Records for processing:
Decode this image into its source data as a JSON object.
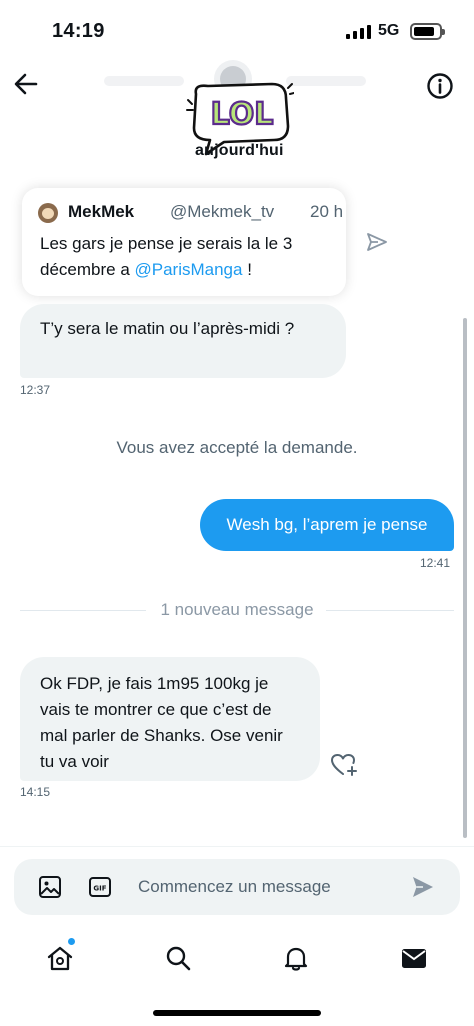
{
  "status_bar": {
    "time": "14:19",
    "network": "5G"
  },
  "header": {
    "sticker_text": "LOL",
    "date_label": "aujourd'hui"
  },
  "conversation": {
    "quoted_tweet": {
      "name": "MekMek",
      "handle": "@Mekmek_tv",
      "time": "20 h",
      "text_before": "Les gars je pense je serais la le 3 décembre a ",
      "mention": "@ParisManga",
      "text_after": " !"
    },
    "messages": [
      {
        "text": "T’y sera le matin ou l’après-midi ?",
        "time": "12:37"
      },
      {
        "text": "Wesh bg, l’aprem je pense",
        "time": "12:41"
      },
      {
        "text": "Ok FDP, je fais 1m95 100kg je vais te montrer ce que c’est de mal parler de Shanks. Ose venir tu va voir",
        "time": "14:15"
      }
    ],
    "system_message": "Vous avez accepté la demande.",
    "new_message_divider": "1 nouveau message"
  },
  "composer": {
    "placeholder": "Commencez un message"
  },
  "icons": {
    "back": "arrow-left-icon",
    "info": "info-icon",
    "share": "send-icon",
    "react": "heart-plus-icon",
    "media": "image-icon",
    "gif": "gif-icon",
    "send": "send-icon",
    "tabs": [
      "home-icon",
      "search-icon",
      "bell-icon",
      "mail-icon"
    ]
  },
  "colors": {
    "accent": "#1d9bf0",
    "bubble_incoming": "#eff3f4",
    "text_secondary": "#536471"
  }
}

Stated task: Whichever lines contain the string "pense", select and copy them.

The completed task:
      "text_before": "Les gars je pense je serais la le 3 décembre a ",
        "text": "Wesh bg, l’aprem je pense",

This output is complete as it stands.